#### [Task instructions]
Using the records provided below, locate and copy each line that contains the word "ГОСТ".

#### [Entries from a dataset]
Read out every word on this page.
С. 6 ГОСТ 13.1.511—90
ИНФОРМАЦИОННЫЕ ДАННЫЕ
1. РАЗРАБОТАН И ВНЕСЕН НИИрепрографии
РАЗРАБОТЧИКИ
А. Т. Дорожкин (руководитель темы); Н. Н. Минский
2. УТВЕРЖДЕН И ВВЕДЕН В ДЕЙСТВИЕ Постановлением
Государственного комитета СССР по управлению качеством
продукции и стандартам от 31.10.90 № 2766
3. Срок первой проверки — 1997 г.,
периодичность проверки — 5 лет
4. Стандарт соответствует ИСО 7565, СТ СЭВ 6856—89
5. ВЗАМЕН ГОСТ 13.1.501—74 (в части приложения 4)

#### [Complete answer]
С. 6 ГОСТ 13.1.511—90
5. ВЗАМЕН ГОСТ 13.1.501—74 (в части приложения 4)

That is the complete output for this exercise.